■ Problem to solve
Repeat the whole listing exactly.

[Data items]
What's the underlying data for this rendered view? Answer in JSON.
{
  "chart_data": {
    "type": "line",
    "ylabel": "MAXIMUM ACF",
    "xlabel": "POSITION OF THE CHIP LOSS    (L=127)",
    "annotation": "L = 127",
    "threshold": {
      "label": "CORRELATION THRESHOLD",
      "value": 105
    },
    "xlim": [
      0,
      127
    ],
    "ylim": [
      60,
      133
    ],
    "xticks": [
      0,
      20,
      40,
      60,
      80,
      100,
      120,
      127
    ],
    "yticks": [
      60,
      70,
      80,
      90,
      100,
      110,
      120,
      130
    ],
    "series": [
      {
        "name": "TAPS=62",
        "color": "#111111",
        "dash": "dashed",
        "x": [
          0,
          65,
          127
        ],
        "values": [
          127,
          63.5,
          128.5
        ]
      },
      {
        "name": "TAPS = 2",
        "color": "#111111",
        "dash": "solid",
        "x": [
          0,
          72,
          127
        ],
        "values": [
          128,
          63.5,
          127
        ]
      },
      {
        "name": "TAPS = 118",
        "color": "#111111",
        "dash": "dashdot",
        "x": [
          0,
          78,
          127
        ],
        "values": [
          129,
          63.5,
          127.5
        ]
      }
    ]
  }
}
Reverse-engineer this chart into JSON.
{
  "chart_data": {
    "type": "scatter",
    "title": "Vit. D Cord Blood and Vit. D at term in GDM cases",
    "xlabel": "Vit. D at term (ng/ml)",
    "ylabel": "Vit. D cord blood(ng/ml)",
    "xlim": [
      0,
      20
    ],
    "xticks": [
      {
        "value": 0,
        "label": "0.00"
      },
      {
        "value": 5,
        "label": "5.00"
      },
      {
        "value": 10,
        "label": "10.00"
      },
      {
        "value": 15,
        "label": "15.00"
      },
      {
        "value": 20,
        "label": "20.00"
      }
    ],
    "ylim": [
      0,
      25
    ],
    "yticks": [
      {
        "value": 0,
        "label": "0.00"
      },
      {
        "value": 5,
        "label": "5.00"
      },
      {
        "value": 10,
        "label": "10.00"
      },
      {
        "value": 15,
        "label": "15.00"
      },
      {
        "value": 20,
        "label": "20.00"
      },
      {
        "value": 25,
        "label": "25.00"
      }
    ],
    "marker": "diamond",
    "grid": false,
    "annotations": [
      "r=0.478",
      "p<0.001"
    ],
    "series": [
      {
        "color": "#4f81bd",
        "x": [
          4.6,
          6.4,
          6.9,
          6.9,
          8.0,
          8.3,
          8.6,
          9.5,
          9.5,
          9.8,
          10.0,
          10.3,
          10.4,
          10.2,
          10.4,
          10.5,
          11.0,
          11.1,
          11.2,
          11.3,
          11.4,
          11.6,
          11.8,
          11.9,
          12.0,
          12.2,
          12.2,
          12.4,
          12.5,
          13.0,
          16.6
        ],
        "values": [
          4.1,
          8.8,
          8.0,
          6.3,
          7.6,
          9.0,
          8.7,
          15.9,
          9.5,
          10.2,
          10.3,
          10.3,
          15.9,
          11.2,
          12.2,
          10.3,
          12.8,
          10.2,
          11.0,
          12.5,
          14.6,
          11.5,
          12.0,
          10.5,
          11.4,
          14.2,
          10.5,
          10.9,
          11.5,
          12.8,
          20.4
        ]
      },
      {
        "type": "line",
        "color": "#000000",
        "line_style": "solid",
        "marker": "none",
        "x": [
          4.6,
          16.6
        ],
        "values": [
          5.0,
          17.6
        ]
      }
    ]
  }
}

■ The reply
What's the underlying data for this rendered view? Answer in JSON.
{
  "chart_data": {
    "type": "line",
    "ylabel": "MAXIMUM ACF",
    "xlabel": "POSITION OF THE CHIP LOSS    (L=127)",
    "annotation": "L = 127",
    "threshold": {
      "label": "CORRELATION THRESHOLD",
      "value": 105
    },
    "xlim": [
      0,
      127
    ],
    "ylim": [
      60,
      133
    ],
    "xticks": [
      0,
      20,
      40,
      60,
      80,
      100,
      120,
      127
    ],
    "yticks": [
      60,
      70,
      80,
      90,
      100,
      110,
      120,
      130
    ],
    "series": [
      {
        "name": "TAPS=62",
        "color": "#111111",
        "dash": "dashed",
        "x": [
          0,
          65,
          127
        ],
        "values": [
          127,
          63.5,
          128.5
        ]
      },
      {
        "name": "TAPS = 2",
        "color": "#111111",
        "dash": "solid",
        "x": [
          0,
          72,
          127
        ],
        "values": [
          128,
          63.5,
          127
        ]
      },
      {
        "name": "TAPS = 118",
        "color": "#111111",
        "dash": "dashdot",
        "x": [
          0,
          78,
          127
        ],
        "values": [
          129,
          63.5,
          127.5
        ]
      }
    ]
  }
}
Reverse-engineer this chart into JSON.
{
  "chart_data": {
    "type": "scatter",
    "title": "Vit. D Cord Blood and Vit. D at term in GDM cases",
    "xlabel": "Vit. D at term (ng/ml)",
    "ylabel": "Vit. D cord blood(ng/ml)",
    "xlim": [
      0,
      20
    ],
    "xticks": [
      {
        "value": 0,
        "label": "0.00"
      },
      {
        "value": 5,
        "label": "5.00"
      },
      {
        "value": 10,
        "label": "10.00"
      },
      {
        "value": 15,
        "label": "15.00"
      },
      {
        "value": 20,
        "label": "20.00"
      }
    ],
    "ylim": [
      0,
      25
    ],
    "yticks": [
      {
        "value": 0,
        "label": "0.00"
      },
      {
        "value": 5,
        "label": "5.00"
      },
      {
        "value": 10,
        "label": "10.00"
      },
      {
        "value": 15,
        "label": "15.00"
      },
      {
        "value": 20,
        "label": "20.00"
      },
      {
        "value": 25,
        "label": "25.00"
      }
    ],
    "marker": "diamond",
    "grid": false,
    "annotations": [
      "r=0.478",
      "p<0.001"
    ],
    "series": [
      {
        "color": "#4f81bd",
        "x": [
          4.6,
          6.4,
          6.9,
          6.9,
          8.0,
          8.3,
          8.6,
          9.5,
          9.5,
          9.8,
          10.0,
          10.3,
          10.4,
          10.2,
          10.4,
          10.5,
          11.0,
          11.1,
          11.2,
          11.3,
          11.4,
          11.6,
          11.8,
          11.9,
          12.0,
          12.2,
          12.2,
          12.4,
          12.5,
          13.0,
          16.6
        ],
        "values": [
          4.1,
          8.8,
          8.0,
          6.3,
          7.6,
          9.0,
          8.7,
          15.9,
          9.5,
          10.2,
          10.3,
          10.3,
          15.9,
          11.2,
          12.2,
          10.3,
          12.8,
          10.2,
          11.0,
          12.5,
          14.6,
          11.5,
          12.0,
          10.5,
          11.4,
          14.2,
          10.5,
          10.9,
          11.5,
          12.8,
          20.4
        ]
      },
      {
        "type": "line",
        "color": "#000000",
        "line_style": "solid",
        "marker": "none",
        "x": [
          4.6,
          16.6
        ],
        "values": [
          5.0,
          17.6
        ]
      }
    ]
  }
}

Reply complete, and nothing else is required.